## BEGIN
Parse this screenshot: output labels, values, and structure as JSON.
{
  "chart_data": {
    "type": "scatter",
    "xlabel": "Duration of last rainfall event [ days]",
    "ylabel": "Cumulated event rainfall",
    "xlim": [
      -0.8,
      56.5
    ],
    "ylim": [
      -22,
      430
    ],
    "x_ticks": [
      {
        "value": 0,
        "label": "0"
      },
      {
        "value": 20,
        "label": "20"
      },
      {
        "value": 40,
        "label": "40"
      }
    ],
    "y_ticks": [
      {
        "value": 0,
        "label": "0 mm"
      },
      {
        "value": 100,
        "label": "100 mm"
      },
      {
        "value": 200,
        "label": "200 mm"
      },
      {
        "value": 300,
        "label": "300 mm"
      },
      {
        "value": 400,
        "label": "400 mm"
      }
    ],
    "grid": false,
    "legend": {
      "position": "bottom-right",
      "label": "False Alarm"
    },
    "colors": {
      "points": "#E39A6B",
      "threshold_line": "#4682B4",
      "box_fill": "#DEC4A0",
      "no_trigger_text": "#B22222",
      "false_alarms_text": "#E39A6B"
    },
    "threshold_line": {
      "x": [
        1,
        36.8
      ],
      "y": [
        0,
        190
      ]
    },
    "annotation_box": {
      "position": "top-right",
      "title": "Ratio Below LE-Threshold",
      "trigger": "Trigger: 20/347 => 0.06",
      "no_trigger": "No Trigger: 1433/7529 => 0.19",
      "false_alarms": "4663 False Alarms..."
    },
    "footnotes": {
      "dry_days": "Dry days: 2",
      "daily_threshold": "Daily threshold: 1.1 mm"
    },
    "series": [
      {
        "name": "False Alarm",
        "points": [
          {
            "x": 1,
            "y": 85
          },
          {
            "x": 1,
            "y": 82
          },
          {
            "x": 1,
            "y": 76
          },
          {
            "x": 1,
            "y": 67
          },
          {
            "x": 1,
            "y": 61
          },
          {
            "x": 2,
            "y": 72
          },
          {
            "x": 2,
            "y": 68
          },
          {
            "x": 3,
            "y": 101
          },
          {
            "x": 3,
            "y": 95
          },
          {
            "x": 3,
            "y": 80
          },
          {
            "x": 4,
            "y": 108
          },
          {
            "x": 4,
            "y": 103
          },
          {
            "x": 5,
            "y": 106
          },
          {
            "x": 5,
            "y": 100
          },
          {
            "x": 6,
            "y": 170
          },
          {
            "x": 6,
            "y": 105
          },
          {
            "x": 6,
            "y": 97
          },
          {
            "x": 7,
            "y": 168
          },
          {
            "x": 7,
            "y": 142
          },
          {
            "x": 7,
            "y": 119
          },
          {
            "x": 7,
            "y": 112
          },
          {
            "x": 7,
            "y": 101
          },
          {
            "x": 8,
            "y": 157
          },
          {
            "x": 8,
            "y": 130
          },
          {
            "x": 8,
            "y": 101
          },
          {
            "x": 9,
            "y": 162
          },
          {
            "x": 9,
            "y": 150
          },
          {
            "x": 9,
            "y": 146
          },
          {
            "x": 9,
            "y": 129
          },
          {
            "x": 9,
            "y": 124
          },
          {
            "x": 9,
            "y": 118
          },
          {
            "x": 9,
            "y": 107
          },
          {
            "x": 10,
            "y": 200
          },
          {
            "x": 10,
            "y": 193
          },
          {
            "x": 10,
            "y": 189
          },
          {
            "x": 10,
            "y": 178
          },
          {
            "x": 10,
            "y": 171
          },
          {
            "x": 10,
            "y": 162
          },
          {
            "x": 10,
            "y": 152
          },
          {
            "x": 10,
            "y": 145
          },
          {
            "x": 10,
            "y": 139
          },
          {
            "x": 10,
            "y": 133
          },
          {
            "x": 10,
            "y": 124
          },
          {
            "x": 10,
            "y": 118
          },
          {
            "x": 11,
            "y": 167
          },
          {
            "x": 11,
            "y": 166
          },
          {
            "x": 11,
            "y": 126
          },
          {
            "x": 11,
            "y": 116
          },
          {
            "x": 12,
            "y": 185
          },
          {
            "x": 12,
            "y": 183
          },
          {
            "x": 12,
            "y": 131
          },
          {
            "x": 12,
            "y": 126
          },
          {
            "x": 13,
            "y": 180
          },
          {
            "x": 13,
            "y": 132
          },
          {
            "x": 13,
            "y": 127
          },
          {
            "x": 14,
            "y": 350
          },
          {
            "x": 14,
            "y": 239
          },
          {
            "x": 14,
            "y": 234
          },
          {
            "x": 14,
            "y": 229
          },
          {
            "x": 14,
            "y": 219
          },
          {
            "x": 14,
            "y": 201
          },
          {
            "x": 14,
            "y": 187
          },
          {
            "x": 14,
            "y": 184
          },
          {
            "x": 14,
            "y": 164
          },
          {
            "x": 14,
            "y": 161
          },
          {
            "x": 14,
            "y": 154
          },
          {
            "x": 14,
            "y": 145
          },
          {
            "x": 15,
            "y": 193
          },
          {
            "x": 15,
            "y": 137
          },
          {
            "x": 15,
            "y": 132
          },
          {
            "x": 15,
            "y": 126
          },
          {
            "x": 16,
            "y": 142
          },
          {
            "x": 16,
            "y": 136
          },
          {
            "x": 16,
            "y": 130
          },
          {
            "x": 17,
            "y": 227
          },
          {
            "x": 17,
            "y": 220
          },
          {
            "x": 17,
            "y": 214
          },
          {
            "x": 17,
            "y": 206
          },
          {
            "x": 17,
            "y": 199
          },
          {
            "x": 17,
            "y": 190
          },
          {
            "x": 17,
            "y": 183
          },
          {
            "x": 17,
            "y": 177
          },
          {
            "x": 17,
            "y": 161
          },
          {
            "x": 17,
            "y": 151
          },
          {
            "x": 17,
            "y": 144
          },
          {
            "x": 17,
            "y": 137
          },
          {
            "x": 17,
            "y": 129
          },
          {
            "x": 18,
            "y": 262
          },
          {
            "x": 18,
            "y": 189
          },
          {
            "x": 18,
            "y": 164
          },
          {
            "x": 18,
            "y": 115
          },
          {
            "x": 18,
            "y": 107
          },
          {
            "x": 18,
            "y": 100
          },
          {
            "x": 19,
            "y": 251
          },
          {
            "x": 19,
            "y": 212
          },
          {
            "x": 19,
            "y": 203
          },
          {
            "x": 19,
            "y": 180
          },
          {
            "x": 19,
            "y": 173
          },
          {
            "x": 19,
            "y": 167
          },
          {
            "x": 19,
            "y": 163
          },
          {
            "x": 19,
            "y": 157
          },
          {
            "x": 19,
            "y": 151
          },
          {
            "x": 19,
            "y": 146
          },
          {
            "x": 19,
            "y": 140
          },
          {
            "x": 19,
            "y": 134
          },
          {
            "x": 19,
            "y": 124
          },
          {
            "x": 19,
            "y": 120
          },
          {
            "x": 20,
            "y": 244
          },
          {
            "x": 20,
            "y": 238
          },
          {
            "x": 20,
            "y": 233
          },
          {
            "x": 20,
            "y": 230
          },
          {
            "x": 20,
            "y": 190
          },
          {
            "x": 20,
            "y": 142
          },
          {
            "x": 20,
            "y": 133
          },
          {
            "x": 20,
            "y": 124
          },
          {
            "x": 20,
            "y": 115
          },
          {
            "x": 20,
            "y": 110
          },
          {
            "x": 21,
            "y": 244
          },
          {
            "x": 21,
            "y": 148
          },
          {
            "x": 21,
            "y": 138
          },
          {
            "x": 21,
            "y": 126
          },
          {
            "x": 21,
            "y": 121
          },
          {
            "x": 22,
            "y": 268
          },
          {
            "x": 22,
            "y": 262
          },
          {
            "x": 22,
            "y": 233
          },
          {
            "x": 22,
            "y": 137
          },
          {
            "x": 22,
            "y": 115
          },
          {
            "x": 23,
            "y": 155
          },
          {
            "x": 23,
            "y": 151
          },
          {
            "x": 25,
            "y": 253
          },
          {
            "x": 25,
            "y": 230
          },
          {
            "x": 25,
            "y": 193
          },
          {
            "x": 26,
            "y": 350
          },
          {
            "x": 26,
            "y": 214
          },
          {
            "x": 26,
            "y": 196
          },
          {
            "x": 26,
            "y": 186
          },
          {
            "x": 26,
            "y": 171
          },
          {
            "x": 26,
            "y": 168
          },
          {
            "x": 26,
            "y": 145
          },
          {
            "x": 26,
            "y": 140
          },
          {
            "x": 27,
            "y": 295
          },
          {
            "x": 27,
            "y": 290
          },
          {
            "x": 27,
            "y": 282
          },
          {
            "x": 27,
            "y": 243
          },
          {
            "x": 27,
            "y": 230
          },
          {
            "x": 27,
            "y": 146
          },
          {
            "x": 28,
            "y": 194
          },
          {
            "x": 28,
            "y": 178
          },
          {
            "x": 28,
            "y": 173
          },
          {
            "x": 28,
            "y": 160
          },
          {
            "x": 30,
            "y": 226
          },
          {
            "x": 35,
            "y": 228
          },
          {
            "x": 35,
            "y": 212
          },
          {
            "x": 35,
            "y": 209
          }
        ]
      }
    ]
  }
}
## END
**AIM:** Check every line in the material above for the string "right", then give only the number of lines that have it.

**REPLY:** 2